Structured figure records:

________________________________________

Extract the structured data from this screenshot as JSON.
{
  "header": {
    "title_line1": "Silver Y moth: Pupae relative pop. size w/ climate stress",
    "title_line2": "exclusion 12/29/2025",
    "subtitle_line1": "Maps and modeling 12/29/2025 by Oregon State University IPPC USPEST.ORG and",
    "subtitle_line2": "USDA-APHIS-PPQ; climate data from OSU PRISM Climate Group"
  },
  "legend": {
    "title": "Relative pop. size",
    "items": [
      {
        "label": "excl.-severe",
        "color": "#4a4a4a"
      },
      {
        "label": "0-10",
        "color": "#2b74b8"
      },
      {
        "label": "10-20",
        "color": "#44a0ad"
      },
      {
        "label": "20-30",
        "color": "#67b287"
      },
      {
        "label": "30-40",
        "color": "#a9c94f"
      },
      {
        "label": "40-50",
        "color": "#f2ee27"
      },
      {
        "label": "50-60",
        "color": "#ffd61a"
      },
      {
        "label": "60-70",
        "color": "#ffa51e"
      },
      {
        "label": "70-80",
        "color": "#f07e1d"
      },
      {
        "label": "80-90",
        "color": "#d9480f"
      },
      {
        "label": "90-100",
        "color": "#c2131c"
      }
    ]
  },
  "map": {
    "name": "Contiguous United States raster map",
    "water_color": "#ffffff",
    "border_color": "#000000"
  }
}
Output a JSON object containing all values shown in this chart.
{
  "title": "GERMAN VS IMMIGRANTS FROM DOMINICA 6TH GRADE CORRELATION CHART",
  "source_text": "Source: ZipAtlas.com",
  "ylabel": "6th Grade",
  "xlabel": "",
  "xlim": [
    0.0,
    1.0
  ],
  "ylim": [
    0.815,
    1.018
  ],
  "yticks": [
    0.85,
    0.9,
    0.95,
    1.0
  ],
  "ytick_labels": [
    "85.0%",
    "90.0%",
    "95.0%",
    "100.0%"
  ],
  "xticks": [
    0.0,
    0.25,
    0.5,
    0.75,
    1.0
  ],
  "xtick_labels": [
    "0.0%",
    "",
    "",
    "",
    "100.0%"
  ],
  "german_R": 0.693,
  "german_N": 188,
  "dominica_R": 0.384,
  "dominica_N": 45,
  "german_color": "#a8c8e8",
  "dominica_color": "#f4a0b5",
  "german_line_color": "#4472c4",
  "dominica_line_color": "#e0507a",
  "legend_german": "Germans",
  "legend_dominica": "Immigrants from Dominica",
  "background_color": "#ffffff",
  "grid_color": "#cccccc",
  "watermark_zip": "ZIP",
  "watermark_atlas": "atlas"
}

________________________________________

▶ _TASK TO CARRY OUT_: Please return the data above exactly as given.

▶ _TASK OUTPUT_:
Extract the structured data from this screenshot as JSON.
{
  "header": {
    "title_line1": "Silver Y moth: Pupae relative pop. size w/ climate stress",
    "title_line2": "exclusion 12/29/2025",
    "subtitle_line1": "Maps and modeling 12/29/2025 by Oregon State University IPPC USPEST.ORG and",
    "subtitle_line2": "USDA-APHIS-PPQ; climate data from OSU PRISM Climate Group"
  },
  "legend": {
    "title": "Relative pop. size",
    "items": [
      {
        "label": "excl.-severe",
        "color": "#4a4a4a"
      },
      {
        "label": "0-10",
        "color": "#2b74b8"
      },
      {
        "label": "10-20",
        "color": "#44a0ad"
      },
      {
        "label": "20-30",
        "color": "#67b287"
      },
      {
        "label": "30-40",
        "color": "#a9c94f"
      },
      {
        "label": "40-50",
        "color": "#f2ee27"
      },
      {
        "label": "50-60",
        "color": "#ffd61a"
      },
      {
        "label": "60-70",
        "color": "#ffa51e"
      },
      {
        "label": "70-80",
        "color": "#f07e1d"
      },
      {
        "label": "80-90",
        "color": "#d9480f"
      },
      {
        "label": "90-100",
        "color": "#c2131c"
      }
    ]
  },
  "map": {
    "name": "Contiguous United States raster map",
    "water_color": "#ffffff",
    "border_color": "#000000"
  }
}
Output a JSON object containing all values shown in this chart.
{
  "title": "GERMAN VS IMMIGRANTS FROM DOMINICA 6TH GRADE CORRELATION CHART",
  "source_text": "Source: ZipAtlas.com",
  "ylabel": "6th Grade",
  "xlabel": "",
  "xlim": [
    0.0,
    1.0
  ],
  "ylim": [
    0.815,
    1.018
  ],
  "yticks": [
    0.85,
    0.9,
    0.95,
    1.0
  ],
  "ytick_labels": [
    "85.0%",
    "90.0%",
    "95.0%",
    "100.0%"
  ],
  "xticks": [
    0.0,
    0.25,
    0.5,
    0.75,
    1.0
  ],
  "xtick_labels": [
    "0.0%",
    "",
    "",
    "",
    "100.0%"
  ],
  "german_R": 0.693,
  "german_N": 188,
  "dominica_R": 0.384,
  "dominica_N": 45,
  "german_color": "#a8c8e8",
  "dominica_color": "#f4a0b5",
  "german_line_color": "#4472c4",
  "dominica_line_color": "#e0507a",
  "legend_german": "Germans",
  "legend_dominica": "Immigrants from Dominica",
  "background_color": "#ffffff",
  "grid_color": "#cccccc",
  "watermark_zip": "ZIP",
  "watermark_atlas": "atlas"
}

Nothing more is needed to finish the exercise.